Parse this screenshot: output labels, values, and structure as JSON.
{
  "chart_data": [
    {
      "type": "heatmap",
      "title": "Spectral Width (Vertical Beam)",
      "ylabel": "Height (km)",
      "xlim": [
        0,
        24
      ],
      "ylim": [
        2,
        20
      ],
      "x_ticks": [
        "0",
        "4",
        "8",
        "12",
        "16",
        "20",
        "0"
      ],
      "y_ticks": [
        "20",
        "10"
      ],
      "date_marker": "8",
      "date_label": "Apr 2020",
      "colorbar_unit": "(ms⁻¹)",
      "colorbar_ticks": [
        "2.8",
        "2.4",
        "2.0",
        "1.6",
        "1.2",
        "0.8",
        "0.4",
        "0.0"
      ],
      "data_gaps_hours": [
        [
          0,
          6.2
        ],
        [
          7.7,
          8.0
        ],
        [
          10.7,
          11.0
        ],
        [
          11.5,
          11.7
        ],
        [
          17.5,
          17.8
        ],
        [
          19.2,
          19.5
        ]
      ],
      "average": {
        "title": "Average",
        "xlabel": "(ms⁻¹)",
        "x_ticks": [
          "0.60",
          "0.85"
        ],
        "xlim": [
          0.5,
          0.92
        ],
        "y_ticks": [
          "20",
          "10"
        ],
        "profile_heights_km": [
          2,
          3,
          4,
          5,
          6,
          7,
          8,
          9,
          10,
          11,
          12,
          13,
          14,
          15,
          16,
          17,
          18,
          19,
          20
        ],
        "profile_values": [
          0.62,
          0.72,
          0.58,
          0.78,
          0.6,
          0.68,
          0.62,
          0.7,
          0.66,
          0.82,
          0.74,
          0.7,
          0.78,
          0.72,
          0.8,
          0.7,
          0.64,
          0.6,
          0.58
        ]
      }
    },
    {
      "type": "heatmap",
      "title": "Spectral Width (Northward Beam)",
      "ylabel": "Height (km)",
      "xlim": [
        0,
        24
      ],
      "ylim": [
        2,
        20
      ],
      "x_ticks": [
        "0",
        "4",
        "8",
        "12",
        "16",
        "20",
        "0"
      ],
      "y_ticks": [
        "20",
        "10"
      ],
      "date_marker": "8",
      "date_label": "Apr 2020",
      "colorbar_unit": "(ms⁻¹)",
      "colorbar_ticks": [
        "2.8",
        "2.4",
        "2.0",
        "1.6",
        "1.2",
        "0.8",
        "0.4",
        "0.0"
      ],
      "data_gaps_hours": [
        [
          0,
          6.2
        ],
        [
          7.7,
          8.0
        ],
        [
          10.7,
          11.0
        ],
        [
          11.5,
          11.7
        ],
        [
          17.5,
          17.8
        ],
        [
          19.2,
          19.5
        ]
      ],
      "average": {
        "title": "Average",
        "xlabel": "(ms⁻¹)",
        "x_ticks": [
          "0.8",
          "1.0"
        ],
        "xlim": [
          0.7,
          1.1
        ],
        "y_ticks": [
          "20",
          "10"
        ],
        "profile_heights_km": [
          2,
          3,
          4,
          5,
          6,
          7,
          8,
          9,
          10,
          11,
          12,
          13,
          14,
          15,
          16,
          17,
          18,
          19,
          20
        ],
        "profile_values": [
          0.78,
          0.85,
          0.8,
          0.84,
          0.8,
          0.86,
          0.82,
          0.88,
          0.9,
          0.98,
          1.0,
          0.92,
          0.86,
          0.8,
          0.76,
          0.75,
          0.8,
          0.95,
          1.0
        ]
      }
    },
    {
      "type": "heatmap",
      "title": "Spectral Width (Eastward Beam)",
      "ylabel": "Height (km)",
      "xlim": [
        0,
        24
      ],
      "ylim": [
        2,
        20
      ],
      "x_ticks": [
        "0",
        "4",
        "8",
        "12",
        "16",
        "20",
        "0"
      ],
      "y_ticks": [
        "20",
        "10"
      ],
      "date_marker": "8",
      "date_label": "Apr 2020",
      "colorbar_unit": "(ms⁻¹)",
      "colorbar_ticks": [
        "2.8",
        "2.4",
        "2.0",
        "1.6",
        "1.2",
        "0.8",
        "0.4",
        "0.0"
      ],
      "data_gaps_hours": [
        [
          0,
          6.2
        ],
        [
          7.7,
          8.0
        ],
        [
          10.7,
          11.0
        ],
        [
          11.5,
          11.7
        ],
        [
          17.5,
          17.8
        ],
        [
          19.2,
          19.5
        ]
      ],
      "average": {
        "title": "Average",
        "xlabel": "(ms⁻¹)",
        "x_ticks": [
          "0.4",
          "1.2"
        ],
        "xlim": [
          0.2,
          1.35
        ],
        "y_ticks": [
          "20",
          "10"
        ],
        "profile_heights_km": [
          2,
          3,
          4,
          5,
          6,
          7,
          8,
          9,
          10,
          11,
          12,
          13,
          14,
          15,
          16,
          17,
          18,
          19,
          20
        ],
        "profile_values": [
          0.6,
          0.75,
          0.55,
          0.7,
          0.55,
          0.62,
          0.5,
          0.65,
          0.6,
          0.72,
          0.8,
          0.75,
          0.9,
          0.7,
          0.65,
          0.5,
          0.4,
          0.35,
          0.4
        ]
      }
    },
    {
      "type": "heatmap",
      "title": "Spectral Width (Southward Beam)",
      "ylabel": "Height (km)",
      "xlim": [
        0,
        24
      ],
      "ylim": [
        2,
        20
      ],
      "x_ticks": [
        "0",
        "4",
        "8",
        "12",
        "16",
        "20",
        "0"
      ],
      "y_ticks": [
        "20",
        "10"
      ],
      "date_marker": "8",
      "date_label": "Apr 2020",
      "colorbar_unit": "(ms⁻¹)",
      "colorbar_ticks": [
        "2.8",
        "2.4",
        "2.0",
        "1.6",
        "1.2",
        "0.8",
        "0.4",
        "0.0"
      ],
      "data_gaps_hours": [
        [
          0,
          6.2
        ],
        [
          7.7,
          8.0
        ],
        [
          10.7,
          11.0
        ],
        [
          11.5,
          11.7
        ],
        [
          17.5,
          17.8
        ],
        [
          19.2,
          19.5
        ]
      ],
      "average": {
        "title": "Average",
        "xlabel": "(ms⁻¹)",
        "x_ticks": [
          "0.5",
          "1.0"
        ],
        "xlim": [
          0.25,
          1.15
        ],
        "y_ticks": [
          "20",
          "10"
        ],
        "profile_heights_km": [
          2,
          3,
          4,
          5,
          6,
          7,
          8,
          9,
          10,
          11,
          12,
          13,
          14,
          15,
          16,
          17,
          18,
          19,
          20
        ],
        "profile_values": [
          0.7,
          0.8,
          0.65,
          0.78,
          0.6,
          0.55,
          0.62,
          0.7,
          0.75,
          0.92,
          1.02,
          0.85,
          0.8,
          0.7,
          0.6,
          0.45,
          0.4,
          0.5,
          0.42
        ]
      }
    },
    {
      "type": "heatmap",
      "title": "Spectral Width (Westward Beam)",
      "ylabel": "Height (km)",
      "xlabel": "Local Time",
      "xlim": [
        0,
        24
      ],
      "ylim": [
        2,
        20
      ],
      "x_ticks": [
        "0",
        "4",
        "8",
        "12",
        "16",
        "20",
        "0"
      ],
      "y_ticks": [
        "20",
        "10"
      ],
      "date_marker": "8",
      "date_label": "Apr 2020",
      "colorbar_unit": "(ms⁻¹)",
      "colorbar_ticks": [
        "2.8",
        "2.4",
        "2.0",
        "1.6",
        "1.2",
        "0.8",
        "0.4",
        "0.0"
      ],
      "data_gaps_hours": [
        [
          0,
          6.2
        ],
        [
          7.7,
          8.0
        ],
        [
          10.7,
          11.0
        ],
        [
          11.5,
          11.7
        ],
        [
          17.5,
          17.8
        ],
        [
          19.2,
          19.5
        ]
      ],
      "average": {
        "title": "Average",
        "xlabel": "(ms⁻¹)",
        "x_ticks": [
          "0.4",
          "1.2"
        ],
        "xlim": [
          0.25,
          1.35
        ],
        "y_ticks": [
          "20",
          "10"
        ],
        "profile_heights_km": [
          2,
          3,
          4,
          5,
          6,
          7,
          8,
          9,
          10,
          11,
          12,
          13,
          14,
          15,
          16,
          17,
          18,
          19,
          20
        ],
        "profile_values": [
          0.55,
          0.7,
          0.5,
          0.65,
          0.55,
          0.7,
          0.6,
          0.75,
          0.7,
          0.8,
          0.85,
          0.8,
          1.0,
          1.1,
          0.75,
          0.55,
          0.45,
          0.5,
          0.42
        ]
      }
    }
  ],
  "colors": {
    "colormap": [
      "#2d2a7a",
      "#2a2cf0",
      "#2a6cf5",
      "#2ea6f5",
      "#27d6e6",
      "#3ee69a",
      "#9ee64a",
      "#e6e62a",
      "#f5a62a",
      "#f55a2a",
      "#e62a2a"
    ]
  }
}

## GIVEN EXERCISE
In the entries above, some lines may contain the string "Beam"; report how many, without additional comment.

## FULL OUTPUT
5